### THE EXERCISE
Pull out every line below containing the word "name".

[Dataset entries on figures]
begin
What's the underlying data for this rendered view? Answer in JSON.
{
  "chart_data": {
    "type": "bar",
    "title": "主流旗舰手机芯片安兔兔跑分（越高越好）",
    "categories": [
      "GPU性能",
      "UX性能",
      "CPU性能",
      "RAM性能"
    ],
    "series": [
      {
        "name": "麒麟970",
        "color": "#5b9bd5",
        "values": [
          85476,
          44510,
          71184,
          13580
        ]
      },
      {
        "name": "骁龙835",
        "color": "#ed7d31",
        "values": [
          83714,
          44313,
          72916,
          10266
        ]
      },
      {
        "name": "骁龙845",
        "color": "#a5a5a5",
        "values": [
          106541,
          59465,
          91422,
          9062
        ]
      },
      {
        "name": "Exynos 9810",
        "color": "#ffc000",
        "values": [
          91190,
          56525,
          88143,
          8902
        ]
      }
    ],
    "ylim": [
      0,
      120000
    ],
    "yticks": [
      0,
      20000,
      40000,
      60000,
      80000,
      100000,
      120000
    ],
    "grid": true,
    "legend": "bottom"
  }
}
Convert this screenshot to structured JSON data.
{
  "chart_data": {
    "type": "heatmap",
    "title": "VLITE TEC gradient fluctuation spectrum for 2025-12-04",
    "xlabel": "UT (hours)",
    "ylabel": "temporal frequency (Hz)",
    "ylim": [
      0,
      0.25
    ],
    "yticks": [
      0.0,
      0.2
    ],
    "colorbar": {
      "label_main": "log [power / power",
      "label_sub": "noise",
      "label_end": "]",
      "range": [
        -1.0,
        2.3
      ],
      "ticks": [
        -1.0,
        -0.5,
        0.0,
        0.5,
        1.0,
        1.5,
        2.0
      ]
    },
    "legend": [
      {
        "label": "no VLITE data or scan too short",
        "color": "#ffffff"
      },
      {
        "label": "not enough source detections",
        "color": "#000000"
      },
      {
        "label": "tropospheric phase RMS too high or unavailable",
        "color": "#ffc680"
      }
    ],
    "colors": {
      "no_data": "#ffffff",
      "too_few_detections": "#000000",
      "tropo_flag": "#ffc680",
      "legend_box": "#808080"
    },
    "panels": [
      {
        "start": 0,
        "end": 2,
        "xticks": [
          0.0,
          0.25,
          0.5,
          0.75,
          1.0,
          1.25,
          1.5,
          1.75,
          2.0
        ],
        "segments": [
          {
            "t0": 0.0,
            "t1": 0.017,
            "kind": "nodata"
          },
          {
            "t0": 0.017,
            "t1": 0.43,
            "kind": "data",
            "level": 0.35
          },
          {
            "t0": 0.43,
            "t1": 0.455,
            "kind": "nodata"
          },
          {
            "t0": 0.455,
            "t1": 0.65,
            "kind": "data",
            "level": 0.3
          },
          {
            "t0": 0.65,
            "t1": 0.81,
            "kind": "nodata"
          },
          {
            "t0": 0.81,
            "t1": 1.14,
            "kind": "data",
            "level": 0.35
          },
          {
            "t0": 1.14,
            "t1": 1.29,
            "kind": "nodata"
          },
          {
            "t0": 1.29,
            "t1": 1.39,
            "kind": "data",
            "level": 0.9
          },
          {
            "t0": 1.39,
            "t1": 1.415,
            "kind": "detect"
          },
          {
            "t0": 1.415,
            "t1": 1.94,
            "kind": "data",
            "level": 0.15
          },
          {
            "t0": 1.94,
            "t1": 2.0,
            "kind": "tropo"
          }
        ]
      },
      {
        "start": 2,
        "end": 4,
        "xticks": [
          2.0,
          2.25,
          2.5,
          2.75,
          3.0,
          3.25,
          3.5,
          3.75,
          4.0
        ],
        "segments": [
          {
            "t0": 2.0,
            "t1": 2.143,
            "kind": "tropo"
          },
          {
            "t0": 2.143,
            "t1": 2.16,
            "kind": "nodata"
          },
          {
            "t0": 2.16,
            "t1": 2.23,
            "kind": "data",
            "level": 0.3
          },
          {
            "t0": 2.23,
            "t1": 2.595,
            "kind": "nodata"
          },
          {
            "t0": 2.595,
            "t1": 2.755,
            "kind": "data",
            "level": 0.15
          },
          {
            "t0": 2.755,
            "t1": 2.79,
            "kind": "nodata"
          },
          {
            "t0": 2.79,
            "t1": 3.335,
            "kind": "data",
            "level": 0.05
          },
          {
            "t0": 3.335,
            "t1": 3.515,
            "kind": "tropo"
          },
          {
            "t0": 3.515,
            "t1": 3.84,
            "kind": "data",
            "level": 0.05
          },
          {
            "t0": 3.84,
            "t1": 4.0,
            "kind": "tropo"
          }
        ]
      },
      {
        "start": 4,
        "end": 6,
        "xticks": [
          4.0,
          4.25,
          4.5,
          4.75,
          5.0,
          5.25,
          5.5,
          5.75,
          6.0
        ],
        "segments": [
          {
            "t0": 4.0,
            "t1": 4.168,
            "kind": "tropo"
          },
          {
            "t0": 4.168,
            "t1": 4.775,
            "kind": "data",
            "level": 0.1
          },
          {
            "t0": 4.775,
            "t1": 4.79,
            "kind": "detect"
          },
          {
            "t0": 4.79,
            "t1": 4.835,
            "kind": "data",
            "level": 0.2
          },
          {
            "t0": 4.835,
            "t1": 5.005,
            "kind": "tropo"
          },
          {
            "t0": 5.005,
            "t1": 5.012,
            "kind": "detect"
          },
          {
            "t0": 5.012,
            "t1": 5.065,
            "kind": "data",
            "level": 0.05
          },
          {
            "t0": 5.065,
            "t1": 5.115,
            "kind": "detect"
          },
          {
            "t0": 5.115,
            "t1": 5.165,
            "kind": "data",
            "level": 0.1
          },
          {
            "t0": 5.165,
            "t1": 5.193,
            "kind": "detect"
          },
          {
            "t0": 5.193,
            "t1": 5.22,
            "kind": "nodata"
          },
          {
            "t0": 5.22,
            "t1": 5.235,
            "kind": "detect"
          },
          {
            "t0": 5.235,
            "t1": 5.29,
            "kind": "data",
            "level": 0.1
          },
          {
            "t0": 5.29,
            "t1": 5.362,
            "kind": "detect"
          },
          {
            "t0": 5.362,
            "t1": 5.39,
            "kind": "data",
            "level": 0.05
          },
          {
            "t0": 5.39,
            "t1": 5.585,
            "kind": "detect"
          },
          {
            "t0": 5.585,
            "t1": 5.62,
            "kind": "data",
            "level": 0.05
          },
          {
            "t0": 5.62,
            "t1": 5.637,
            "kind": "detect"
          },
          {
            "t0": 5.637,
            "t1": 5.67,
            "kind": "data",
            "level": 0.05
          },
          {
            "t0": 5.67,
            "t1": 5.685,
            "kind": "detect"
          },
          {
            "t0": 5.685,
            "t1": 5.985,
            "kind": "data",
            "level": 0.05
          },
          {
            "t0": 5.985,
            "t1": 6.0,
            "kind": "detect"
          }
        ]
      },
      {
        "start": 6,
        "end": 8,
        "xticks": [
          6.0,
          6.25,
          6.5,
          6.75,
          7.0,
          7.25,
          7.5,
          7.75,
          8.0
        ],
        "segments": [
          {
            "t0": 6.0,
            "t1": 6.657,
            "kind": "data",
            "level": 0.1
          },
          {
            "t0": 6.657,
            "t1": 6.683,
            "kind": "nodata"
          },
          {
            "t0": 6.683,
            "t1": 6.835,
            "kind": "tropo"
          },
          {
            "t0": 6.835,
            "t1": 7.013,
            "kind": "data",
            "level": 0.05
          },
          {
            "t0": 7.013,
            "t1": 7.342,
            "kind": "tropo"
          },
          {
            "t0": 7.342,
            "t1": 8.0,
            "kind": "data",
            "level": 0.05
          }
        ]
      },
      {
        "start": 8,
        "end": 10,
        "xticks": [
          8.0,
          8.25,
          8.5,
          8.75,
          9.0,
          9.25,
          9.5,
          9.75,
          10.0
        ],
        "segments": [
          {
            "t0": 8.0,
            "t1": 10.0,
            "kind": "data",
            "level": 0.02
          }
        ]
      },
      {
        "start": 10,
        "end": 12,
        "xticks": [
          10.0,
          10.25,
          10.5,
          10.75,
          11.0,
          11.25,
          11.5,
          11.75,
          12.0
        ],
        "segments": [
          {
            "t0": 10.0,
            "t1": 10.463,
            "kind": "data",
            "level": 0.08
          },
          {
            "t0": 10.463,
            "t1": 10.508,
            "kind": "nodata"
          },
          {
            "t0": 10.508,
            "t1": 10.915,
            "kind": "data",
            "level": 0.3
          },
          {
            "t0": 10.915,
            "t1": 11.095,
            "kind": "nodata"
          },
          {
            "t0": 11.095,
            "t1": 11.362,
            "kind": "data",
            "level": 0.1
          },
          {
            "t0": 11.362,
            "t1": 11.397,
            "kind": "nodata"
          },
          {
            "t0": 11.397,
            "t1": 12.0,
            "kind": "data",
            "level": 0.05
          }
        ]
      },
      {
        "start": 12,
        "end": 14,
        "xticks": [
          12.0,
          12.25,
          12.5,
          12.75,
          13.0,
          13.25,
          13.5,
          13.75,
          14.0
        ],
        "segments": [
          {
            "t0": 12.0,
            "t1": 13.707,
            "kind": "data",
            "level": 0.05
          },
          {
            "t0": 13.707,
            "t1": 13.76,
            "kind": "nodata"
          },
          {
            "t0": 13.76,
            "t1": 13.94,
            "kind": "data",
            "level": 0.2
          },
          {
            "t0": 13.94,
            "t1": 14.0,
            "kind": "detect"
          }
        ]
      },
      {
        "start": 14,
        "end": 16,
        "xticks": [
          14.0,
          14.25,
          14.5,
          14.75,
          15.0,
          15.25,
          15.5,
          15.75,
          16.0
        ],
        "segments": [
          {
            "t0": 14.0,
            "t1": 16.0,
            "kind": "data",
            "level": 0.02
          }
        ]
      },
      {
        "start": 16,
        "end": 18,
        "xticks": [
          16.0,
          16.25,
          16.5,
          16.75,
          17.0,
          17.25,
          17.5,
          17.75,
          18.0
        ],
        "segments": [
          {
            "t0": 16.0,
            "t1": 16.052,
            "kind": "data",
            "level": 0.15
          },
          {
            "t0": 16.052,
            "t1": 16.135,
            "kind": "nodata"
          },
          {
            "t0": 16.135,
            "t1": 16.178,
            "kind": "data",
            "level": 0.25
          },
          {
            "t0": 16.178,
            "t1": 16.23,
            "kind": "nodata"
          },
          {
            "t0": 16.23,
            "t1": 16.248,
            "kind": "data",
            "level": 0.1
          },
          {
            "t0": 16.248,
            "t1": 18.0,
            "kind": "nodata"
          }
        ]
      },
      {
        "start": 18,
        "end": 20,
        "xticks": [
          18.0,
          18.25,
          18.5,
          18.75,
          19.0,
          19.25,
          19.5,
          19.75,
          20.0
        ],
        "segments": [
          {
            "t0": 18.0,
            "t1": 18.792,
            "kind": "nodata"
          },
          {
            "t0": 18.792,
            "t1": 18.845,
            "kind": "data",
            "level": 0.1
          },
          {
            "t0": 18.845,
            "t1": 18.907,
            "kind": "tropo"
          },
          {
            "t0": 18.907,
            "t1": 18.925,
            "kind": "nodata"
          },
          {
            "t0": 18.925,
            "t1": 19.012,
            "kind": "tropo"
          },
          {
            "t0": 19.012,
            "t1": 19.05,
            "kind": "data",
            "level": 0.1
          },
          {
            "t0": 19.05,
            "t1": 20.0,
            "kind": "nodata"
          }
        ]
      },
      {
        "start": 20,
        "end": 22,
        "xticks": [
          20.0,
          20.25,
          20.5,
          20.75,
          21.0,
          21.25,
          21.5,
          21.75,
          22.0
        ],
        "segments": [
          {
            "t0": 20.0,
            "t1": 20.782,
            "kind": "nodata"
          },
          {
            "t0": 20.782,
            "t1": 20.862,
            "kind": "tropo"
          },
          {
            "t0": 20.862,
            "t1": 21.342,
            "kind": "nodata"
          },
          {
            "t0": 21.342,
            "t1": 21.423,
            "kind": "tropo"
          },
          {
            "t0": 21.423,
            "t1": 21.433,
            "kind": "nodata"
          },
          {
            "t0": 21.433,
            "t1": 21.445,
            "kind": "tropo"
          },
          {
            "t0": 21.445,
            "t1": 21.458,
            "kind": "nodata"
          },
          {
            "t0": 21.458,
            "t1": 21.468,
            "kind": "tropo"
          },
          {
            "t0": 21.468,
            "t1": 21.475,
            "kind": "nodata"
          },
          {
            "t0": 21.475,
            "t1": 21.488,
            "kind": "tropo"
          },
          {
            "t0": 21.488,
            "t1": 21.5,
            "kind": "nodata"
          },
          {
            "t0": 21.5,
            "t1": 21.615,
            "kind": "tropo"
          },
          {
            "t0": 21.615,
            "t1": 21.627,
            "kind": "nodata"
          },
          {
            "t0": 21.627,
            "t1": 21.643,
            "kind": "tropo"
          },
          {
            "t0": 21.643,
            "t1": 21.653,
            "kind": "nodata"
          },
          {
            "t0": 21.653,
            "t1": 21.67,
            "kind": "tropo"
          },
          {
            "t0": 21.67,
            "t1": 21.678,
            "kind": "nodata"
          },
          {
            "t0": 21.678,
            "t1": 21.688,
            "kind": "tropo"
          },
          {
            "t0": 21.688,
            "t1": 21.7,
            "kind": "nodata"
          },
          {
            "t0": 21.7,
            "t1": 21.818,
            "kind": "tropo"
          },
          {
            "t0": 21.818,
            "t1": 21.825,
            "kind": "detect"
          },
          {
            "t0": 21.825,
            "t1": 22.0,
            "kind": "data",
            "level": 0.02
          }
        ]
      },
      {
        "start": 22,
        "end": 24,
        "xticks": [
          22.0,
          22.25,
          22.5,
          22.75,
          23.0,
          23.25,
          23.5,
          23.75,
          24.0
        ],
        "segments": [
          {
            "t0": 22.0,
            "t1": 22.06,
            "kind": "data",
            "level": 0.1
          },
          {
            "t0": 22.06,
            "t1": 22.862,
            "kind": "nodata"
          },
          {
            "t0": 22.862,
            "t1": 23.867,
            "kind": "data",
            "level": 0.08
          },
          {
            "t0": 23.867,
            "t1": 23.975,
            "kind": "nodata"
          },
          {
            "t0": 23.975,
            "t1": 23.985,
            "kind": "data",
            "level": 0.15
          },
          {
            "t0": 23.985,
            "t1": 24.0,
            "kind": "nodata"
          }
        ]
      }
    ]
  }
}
end
### EXERCISE RESULT
        "name": "麒麟970",
        "name": "骁龙835",
        "name": "骁龙845",
        "name": "Exynos 9810",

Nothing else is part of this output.